Report the total number of lines that include the string "学习劳模", without any other text.

Task data:

+ + + + +

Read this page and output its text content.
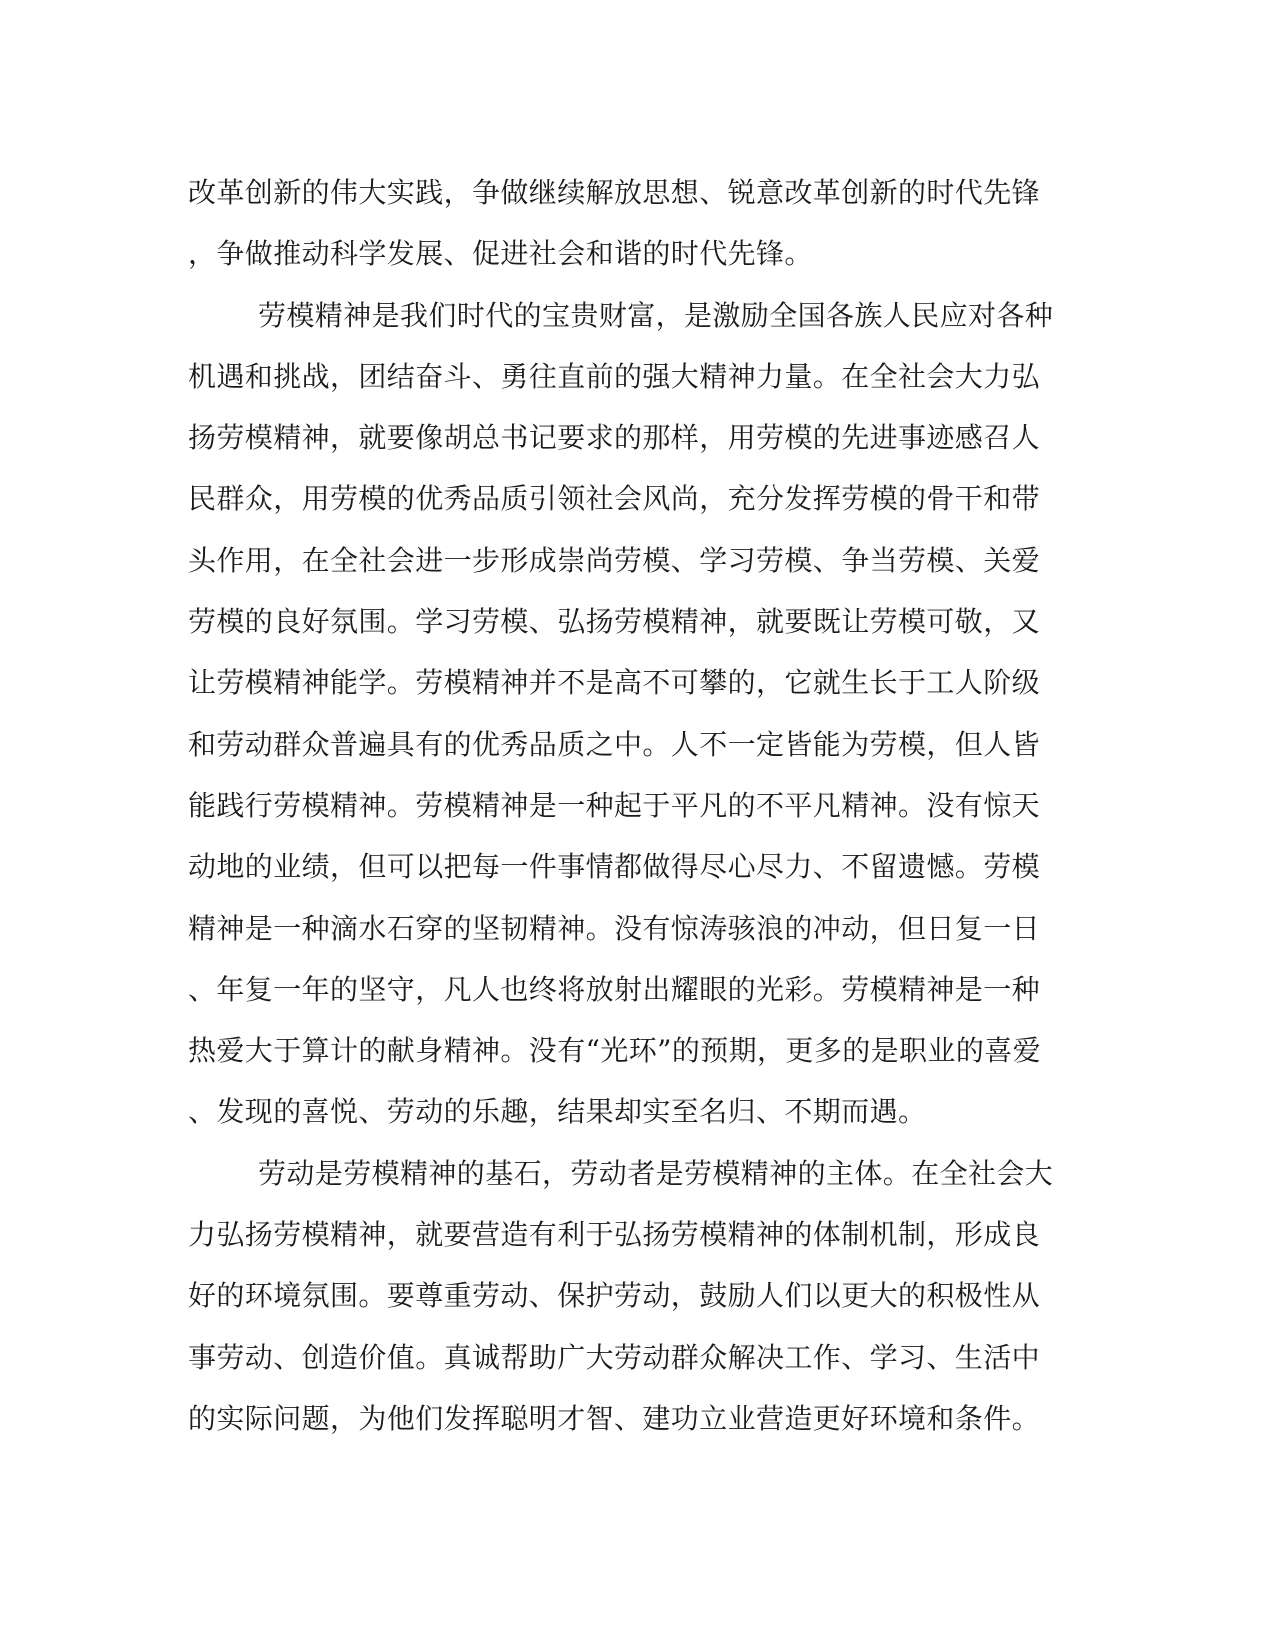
改革创新的伟大实践，争做继续解放思想、锐意改革创新的时代先锋
，争做推动科学发展、促进社会和谐的时代先锋。
劳模精神是我们时代的宝贵财富，是激励全国各族人民应对各种
机遇和挑战，团结奋斗、勇往直前的强大精神力量。在全社会大力弘
扬劳模精神，就要像胡总书记要求的那样，用劳模的先进事迹感召人
民群众，用劳模的优秀品质引领社会风尚，充分发挥劳模的骨干和带
头作用，在全社会进一步形成崇尚劳模、学习劳模、争当劳模、关爱
劳模的良好氛围。学习劳模、弘扬劳模精神，就要既让劳模可敬，又
让劳模精神能学。劳模精神并不是高不可攀的，它就生长于工人阶级
和劳动群众普遍具有的优秀品质之中。人不一定皆能为劳模，但人皆
能践行劳模精神。劳模精神是一种起于平凡的不平凡精神。没有惊天
动地的业绩，但可以把每一件事情都做得尽心尽力、不留遗憾。劳模
精神是一种滴水石穿的坚韧精神。没有惊涛骇浪的冲动，但日复一日
、年复一年的坚守，凡人也终将放射出耀眼的光彩。劳模精神是一种
热爱大于算计的献身精神。没有“光环”的预期，更多的是职业的喜爱
、发现的喜悦、劳动的乐趣，结果却实至名归、不期而遇。
劳动是劳模精神的基石，劳动者是劳模精神的主体。在全社会大
力弘扬劳模精神，就要营造有利于弘扬劳模精神的体制机制，形成良
好的环境氛围。要尊重劳动、保护劳动，鼓励人们以更大的积极性从
事劳动、创造价值。真诚帮助广大劳动群众解决工作、学习、生活中
的实际问题，为他们发挥聪明才智、建功立业营造更好环境和条件。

+ + + + +

Correct output:
2